[START Dataset content]
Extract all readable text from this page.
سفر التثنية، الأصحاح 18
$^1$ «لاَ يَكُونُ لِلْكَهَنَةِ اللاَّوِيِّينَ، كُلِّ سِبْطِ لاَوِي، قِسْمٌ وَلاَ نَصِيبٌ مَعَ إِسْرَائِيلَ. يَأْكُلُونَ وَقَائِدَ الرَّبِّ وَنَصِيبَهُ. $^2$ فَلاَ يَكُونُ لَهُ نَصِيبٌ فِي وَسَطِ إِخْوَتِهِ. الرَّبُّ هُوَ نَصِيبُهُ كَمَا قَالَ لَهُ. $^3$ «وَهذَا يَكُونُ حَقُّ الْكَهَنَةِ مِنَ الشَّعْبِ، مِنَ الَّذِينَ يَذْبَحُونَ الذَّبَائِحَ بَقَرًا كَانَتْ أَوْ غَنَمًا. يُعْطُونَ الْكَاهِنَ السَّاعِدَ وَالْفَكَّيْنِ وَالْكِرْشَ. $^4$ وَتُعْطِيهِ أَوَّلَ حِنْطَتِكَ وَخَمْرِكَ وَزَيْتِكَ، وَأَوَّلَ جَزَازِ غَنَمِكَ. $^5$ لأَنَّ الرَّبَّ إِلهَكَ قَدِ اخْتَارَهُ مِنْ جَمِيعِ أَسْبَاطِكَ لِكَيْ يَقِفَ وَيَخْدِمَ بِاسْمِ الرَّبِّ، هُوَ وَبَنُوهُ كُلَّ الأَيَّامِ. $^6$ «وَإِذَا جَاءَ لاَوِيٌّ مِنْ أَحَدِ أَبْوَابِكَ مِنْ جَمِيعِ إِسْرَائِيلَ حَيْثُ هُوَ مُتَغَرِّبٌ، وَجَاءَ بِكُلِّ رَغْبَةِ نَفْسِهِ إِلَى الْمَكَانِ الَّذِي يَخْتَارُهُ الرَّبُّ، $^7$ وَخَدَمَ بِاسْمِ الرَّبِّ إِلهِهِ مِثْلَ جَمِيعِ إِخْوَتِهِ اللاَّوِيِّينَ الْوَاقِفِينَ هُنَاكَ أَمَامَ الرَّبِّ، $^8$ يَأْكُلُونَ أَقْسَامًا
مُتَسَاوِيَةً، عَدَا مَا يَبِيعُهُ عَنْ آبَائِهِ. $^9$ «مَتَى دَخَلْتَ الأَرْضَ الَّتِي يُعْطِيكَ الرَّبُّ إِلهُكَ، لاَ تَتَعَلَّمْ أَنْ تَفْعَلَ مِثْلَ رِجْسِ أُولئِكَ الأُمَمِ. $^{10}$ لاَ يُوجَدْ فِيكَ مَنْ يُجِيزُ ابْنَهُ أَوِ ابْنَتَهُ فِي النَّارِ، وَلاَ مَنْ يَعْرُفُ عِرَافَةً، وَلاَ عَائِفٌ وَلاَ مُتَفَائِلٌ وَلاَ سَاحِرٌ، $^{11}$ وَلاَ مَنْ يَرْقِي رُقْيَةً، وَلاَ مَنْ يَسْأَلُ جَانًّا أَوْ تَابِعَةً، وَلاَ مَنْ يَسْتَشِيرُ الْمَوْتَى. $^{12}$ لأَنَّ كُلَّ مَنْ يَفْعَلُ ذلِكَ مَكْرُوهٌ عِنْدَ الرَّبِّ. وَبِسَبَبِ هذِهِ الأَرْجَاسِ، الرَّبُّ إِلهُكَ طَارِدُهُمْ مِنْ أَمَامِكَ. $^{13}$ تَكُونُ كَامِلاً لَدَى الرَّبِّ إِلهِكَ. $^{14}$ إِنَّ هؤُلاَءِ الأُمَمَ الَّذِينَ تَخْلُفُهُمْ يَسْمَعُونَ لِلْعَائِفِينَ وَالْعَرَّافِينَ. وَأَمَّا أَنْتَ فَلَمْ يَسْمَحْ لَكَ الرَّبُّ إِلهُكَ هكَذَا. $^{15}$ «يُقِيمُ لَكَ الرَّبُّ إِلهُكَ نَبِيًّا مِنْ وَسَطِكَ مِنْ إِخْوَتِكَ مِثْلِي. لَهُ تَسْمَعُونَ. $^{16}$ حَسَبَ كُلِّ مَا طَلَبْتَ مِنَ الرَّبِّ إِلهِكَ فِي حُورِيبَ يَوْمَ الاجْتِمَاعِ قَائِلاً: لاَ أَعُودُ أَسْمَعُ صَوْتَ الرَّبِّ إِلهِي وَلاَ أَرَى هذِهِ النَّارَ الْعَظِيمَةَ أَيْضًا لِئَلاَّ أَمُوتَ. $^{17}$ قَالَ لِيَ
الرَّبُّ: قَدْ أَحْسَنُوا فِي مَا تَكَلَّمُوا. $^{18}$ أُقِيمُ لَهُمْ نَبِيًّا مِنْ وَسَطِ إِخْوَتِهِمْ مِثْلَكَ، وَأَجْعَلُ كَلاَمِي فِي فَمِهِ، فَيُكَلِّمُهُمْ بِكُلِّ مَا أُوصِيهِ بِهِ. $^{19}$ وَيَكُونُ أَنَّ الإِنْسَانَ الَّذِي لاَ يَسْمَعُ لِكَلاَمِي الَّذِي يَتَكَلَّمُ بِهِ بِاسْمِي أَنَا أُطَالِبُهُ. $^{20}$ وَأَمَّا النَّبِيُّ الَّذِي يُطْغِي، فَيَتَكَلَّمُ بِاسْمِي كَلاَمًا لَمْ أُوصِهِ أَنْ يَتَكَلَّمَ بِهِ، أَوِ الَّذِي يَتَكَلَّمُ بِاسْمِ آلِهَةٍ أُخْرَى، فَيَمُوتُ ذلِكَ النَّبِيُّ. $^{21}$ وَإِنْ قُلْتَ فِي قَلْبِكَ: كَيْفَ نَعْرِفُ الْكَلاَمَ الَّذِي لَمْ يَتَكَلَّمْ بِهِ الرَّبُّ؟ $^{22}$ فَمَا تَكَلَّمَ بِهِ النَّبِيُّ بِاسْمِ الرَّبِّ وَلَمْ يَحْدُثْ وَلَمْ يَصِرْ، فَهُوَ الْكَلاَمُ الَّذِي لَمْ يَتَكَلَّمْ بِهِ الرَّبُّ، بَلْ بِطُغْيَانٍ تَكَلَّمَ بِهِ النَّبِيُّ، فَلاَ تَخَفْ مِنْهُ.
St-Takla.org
[END Dataset content]
▶ What to do
From the records above, extract every entry verbatim.

▶ Written answer
Extract all readable text from this page.
سفر التثنية، الأصحاح 18
$^1$ «لاَ يَكُونُ لِلْكَهَنَةِ اللاَّوِيِّينَ، كُلِّ سِبْطِ لاَوِي، قِسْمٌ وَلاَ نَصِيبٌ مَعَ إِسْرَائِيلَ. يَأْكُلُونَ وَقَائِدَ الرَّبِّ وَنَصِيبَهُ. $^2$ فَلاَ يَكُونُ لَهُ نَصِيبٌ فِي وَسَطِ إِخْوَتِهِ. الرَّبُّ هُوَ نَصِيبُهُ كَمَا قَالَ لَهُ. $^3$ «وَهذَا يَكُونُ حَقُّ الْكَهَنَةِ مِنَ الشَّعْبِ، مِنَ الَّذِينَ يَذْبَحُونَ الذَّبَائِحَ بَقَرًا كَانَتْ أَوْ غَنَمًا. يُعْطُونَ الْكَاهِنَ السَّاعِدَ وَالْفَكَّيْنِ وَالْكِرْشَ. $^4$ وَتُعْطِيهِ أَوَّلَ حِنْطَتِكَ وَخَمْرِكَ وَزَيْتِكَ، وَأَوَّلَ جَزَازِ غَنَمِكَ. $^5$ لأَنَّ الرَّبَّ إِلهَكَ قَدِ اخْتَارَهُ مِنْ جَمِيعِ أَسْبَاطِكَ لِكَيْ يَقِفَ وَيَخْدِمَ بِاسْمِ الرَّبِّ، هُوَ وَبَنُوهُ كُلَّ الأَيَّامِ. $^6$ «وَإِذَا جَاءَ لاَوِيٌّ مِنْ أَحَدِ أَبْوَابِكَ مِنْ جَمِيعِ إِسْرَائِيلَ حَيْثُ هُوَ مُتَغَرِّبٌ، وَجَاءَ بِكُلِّ رَغْبَةِ نَفْسِهِ إِلَى الْمَكَانِ الَّذِي يَخْتَارُهُ الرَّبُّ، $^7$ وَخَدَمَ بِاسْمِ الرَّبِّ إِلهِهِ مِثْلَ جَمِيعِ إِخْوَتِهِ اللاَّوِيِّينَ الْوَاقِفِينَ هُنَاكَ أَمَامَ الرَّبِّ، $^8$ يَأْكُلُونَ أَقْسَامًا
مُتَسَاوِيَةً، عَدَا مَا يَبِيعُهُ عَنْ آبَائِهِ. $^9$ «مَتَى دَخَلْتَ الأَرْضَ الَّتِي يُعْطِيكَ الرَّبُّ إِلهُكَ، لاَ تَتَعَلَّمْ أَنْ تَفْعَلَ مِثْلَ رِجْسِ أُولئِكَ الأُمَمِ. $^{10}$ لاَ يُوجَدْ فِيكَ مَنْ يُجِيزُ ابْنَهُ أَوِ ابْنَتَهُ فِي النَّارِ، وَلاَ مَنْ يَعْرُفُ عِرَافَةً، وَلاَ عَائِفٌ وَلاَ مُتَفَائِلٌ وَلاَ سَاحِرٌ، $^{11}$ وَلاَ مَنْ يَرْقِي رُقْيَةً، وَلاَ مَنْ يَسْأَلُ جَانًّا أَوْ تَابِعَةً، وَلاَ مَنْ يَسْتَشِيرُ الْمَوْتَى. $^{12}$ لأَنَّ كُلَّ مَنْ يَفْعَلُ ذلِكَ مَكْرُوهٌ عِنْدَ الرَّبِّ. وَبِسَبَبِ هذِهِ الأَرْجَاسِ، الرَّبُّ إِلهُكَ طَارِدُهُمْ مِنْ أَمَامِكَ. $^{13}$ تَكُونُ كَامِلاً لَدَى الرَّبِّ إِلهِكَ. $^{14}$ إِنَّ هؤُلاَءِ الأُمَمَ الَّذِينَ تَخْلُفُهُمْ يَسْمَعُونَ لِلْعَائِفِينَ وَالْعَرَّافِينَ. وَأَمَّا أَنْتَ فَلَمْ يَسْمَحْ لَكَ الرَّبُّ إِلهُكَ هكَذَا. $^{15}$ «يُقِيمُ لَكَ الرَّبُّ إِلهُكَ نَبِيًّا مِنْ وَسَطِكَ مِنْ إِخْوَتِكَ مِثْلِي. لَهُ تَسْمَعُونَ. $^{16}$ حَسَبَ كُلِّ مَا طَلَبْتَ مِنَ الرَّبِّ إِلهِكَ فِي حُورِيبَ يَوْمَ الاجْتِمَاعِ قَائِلاً: لاَ أَعُودُ أَسْمَعُ صَوْتَ الرَّبِّ إِلهِي وَلاَ أَرَى هذِهِ النَّارَ الْعَظِيمَةَ أَيْضًا لِئَلاَّ أَمُوتَ. $^{17}$ قَالَ لِيَ
الرَّبُّ: قَدْ أَحْسَنُوا فِي مَا تَكَلَّمُوا. $^{18}$ أُقِيمُ لَهُمْ نَبِيًّا مِنْ وَسَطِ إِخْوَتِهِمْ مِثْلَكَ، وَأَجْعَلُ كَلاَمِي فِي فَمِهِ، فَيُكَلِّمُهُمْ بِكُلِّ مَا أُوصِيهِ بِهِ. $^{19}$ وَيَكُونُ أَنَّ الإِنْسَانَ الَّذِي لاَ يَسْمَعُ لِكَلاَمِي الَّذِي يَتَكَلَّمُ بِهِ بِاسْمِي أَنَا أُطَالِبُهُ. $^{20}$ وَأَمَّا النَّبِيُّ الَّذِي يُطْغِي، فَيَتَكَلَّمُ بِاسْمِي كَلاَمًا لَمْ أُوصِهِ أَنْ يَتَكَلَّمَ بِهِ، أَوِ الَّذِي يَتَكَلَّمُ بِاسْمِ آلِهَةٍ أُخْرَى، فَيَمُوتُ ذلِكَ النَّبِيُّ. $^{21}$ وَإِنْ قُلْتَ فِي قَلْبِكَ: كَيْفَ نَعْرِفُ الْكَلاَمَ الَّذِي لَمْ يَتَكَلَّمْ بِهِ الرَّبُّ؟ $^{22}$ فَمَا تَكَلَّمَ بِهِ النَّبِيُّ بِاسْمِ الرَّبِّ وَلَمْ يَحْدُثْ وَلَمْ يَصِرْ، فَهُوَ الْكَلاَمُ الَّذِي لَمْ يَتَكَلَّمْ بِهِ الرَّبُّ، بَلْ بِطُغْيَانٍ تَكَلَّمَ بِهِ النَّبِيُّ، فَلاَ تَخَفْ مِنْهُ.
St-Takla.org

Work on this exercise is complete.